## BEGIN LISTED ENTRIES
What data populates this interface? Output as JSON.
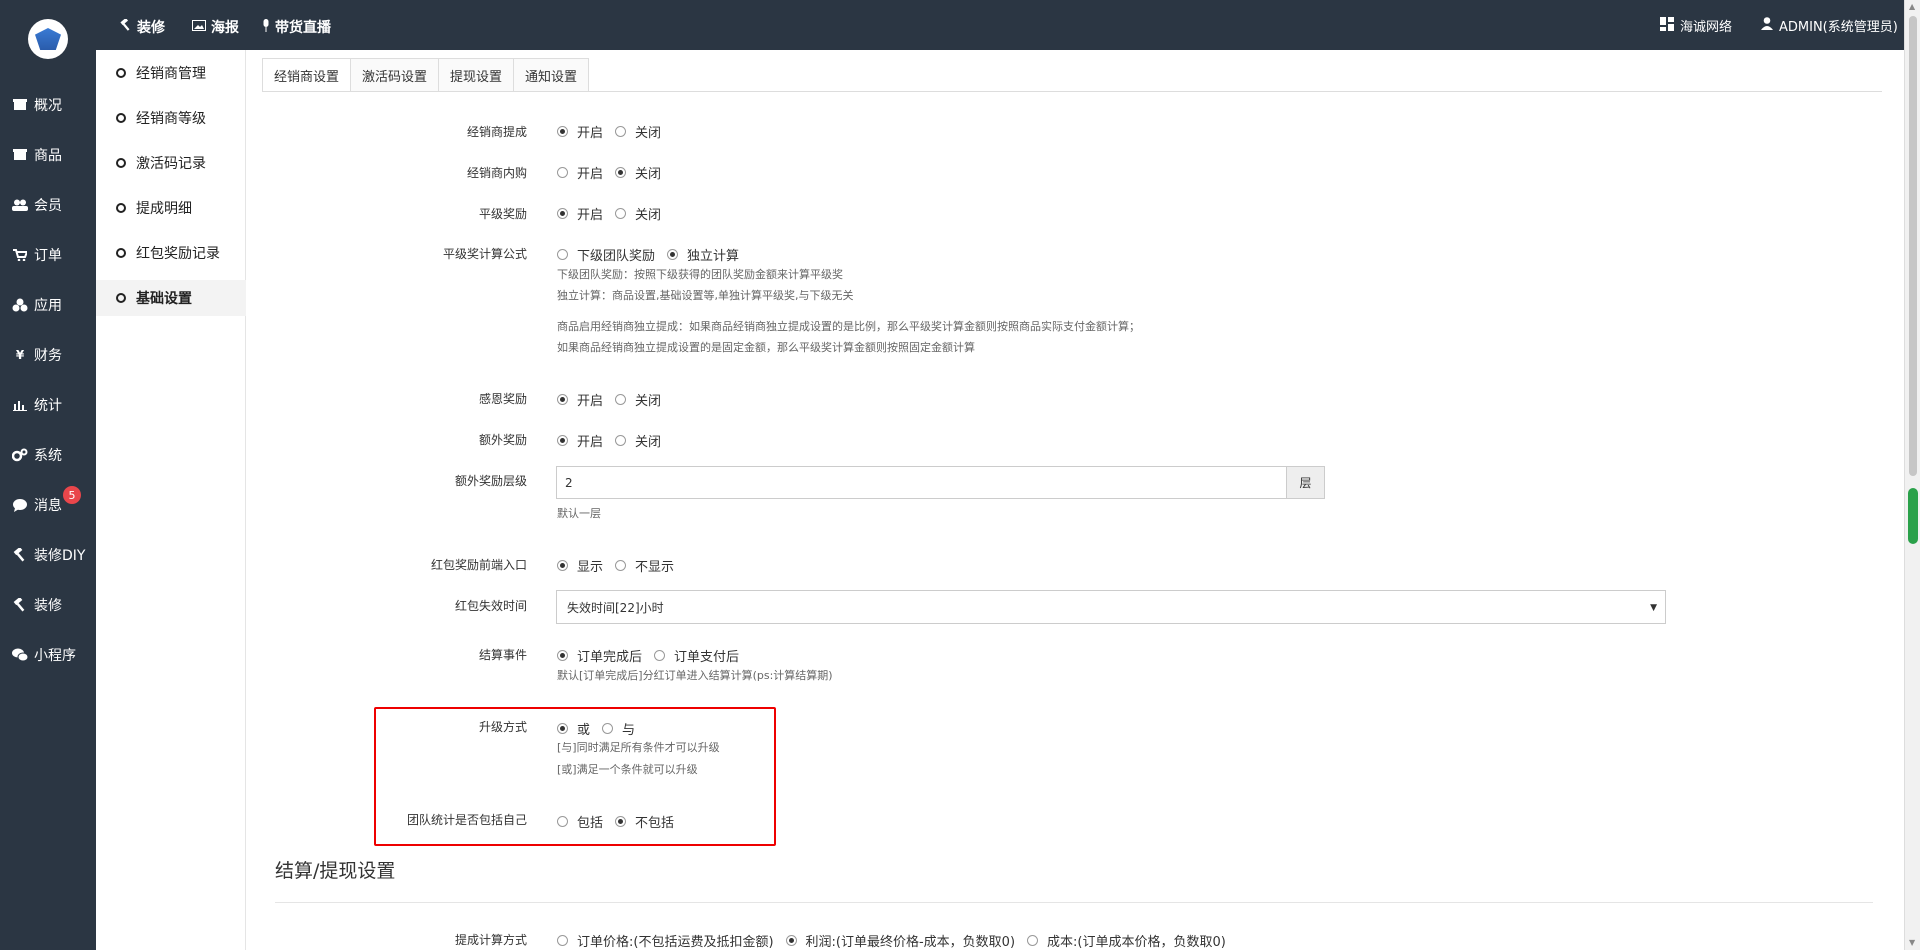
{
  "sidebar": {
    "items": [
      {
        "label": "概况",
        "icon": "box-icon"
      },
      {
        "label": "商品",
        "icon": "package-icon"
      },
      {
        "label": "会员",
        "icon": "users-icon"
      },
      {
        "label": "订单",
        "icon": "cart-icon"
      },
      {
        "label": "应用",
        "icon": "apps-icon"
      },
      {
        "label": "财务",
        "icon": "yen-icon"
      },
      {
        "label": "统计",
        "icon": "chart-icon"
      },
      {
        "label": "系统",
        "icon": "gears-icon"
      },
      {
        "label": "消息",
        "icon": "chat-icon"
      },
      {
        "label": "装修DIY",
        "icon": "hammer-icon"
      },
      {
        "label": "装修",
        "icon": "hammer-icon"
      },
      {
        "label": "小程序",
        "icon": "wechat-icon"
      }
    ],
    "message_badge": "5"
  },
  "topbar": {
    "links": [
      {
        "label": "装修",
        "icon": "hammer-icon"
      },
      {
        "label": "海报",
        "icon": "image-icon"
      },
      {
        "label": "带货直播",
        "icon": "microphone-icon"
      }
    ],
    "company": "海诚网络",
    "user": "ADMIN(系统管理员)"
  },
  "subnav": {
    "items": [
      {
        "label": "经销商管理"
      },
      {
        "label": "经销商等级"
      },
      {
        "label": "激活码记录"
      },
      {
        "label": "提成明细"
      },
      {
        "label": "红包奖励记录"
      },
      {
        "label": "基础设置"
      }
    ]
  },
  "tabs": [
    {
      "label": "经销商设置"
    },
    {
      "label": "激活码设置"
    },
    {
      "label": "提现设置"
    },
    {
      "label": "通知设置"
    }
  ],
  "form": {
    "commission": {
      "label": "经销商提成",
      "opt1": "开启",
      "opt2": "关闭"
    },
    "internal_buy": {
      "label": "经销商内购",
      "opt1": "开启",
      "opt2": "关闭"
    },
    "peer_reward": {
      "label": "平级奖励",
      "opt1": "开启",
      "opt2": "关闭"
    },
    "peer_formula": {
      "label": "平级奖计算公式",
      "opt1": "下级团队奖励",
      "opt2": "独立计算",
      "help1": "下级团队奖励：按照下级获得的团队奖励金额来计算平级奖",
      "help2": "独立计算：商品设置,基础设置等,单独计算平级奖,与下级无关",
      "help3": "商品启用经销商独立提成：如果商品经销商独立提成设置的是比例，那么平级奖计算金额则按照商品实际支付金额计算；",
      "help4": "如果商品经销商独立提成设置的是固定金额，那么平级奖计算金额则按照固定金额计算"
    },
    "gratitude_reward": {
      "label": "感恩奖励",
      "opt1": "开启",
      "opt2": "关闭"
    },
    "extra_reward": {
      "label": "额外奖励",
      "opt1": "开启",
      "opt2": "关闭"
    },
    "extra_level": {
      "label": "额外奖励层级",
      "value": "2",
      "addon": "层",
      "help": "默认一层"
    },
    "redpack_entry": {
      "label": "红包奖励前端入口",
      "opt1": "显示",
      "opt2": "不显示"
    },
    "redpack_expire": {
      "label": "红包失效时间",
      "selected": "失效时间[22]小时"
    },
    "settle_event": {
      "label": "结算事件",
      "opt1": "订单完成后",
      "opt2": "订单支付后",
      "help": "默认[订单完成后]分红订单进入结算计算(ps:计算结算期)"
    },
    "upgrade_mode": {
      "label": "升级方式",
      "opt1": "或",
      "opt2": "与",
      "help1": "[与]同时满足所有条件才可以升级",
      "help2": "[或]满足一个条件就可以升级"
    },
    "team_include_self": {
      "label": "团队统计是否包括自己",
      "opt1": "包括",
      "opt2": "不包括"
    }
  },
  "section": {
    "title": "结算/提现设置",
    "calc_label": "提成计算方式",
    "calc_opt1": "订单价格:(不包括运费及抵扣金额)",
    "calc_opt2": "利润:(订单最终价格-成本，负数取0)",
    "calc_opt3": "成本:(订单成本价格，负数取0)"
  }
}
## END LISTED ENTRIES
## BEGIN LISTED ENTRIES
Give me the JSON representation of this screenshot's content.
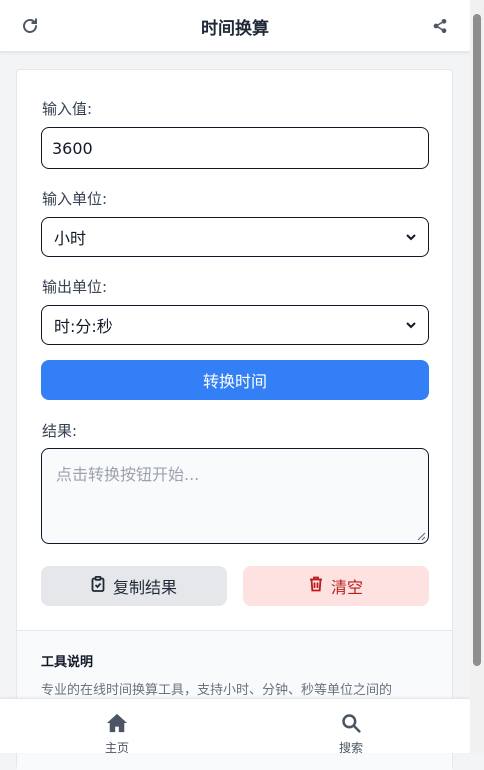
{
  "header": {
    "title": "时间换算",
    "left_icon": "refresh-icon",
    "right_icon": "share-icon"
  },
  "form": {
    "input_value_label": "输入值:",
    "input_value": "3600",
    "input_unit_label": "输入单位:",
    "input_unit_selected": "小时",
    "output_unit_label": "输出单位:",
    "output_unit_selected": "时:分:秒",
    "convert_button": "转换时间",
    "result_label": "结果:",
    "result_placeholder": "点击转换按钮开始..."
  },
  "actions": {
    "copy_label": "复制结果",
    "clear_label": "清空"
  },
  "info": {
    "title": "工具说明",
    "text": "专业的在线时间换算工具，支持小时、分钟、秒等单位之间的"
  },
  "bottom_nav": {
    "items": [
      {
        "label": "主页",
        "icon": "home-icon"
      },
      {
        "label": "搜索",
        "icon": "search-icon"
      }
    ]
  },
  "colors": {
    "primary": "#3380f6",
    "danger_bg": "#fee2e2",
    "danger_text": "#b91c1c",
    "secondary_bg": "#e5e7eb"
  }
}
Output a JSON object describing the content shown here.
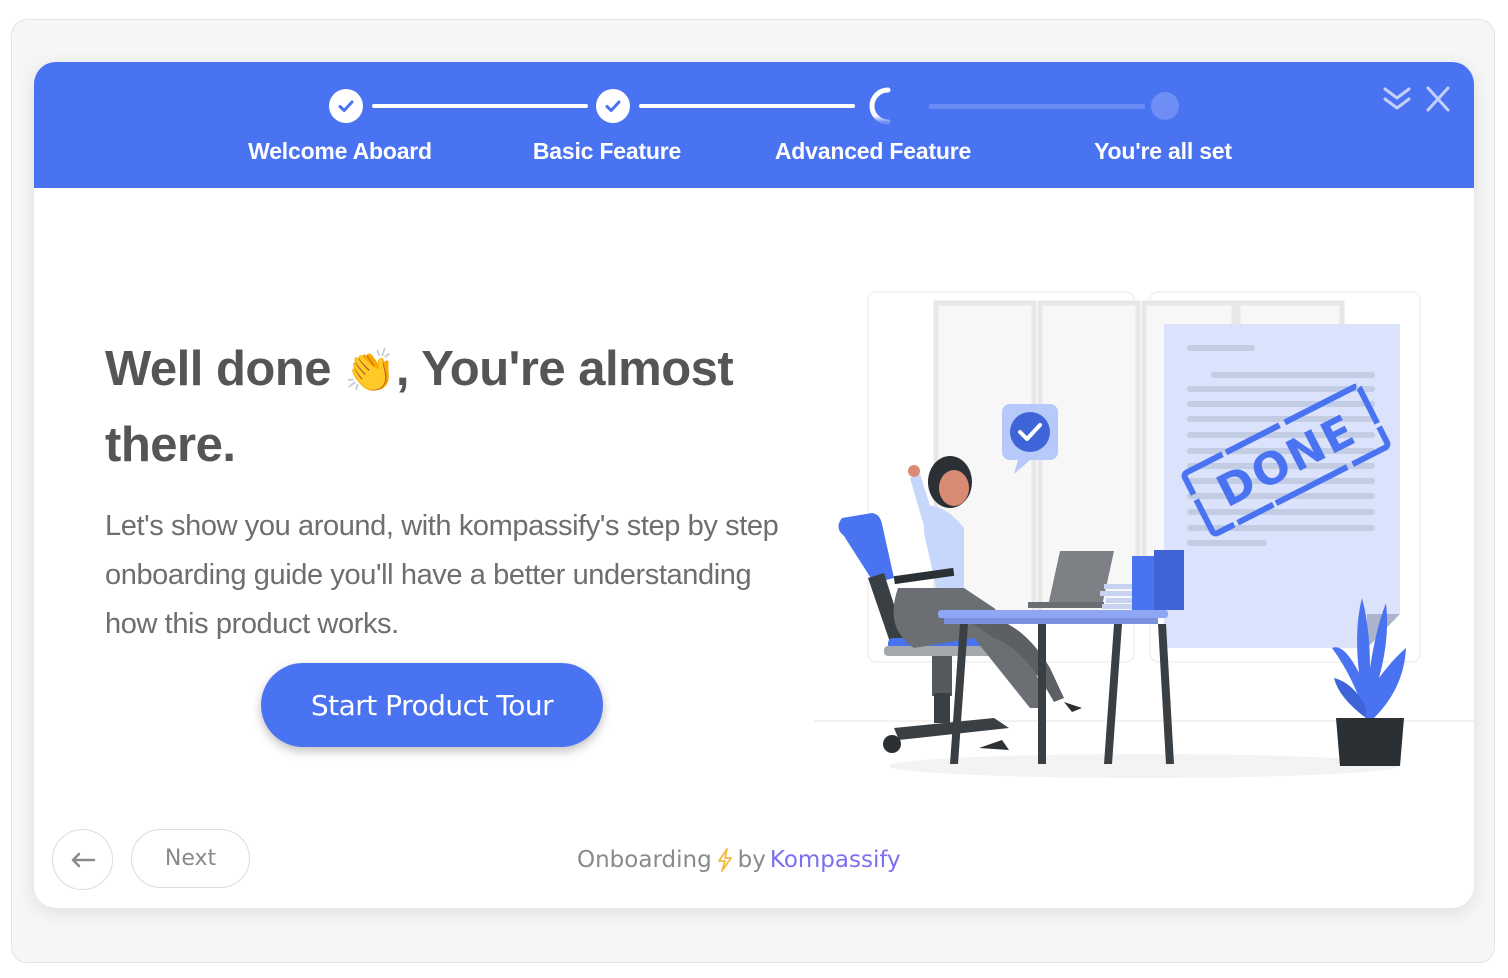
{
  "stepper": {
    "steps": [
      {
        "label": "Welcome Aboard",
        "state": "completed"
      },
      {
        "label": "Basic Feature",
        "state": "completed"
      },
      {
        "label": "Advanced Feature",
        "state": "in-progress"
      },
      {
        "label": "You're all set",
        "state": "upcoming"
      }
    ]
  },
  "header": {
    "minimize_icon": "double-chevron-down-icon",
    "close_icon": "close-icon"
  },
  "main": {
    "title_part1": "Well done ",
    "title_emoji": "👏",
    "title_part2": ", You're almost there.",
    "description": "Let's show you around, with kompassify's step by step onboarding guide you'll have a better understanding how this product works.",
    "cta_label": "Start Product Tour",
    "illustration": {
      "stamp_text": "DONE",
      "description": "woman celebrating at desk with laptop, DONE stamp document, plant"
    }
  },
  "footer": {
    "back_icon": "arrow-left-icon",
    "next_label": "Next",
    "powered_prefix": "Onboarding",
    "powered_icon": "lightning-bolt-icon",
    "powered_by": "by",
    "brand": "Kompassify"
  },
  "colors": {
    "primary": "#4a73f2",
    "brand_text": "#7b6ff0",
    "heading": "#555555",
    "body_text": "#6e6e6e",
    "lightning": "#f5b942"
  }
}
## END LISTED ENTRIES
**GOAL OF THE EXERCISE**: Find each line that has the word "JSON", then copy it out.

**RESULT FOR THIS TASK**:
What data populates this interface? Output as JSON.
Give me the JSON representation of this screenshot's content.
Output a JSON object describing the content shown here.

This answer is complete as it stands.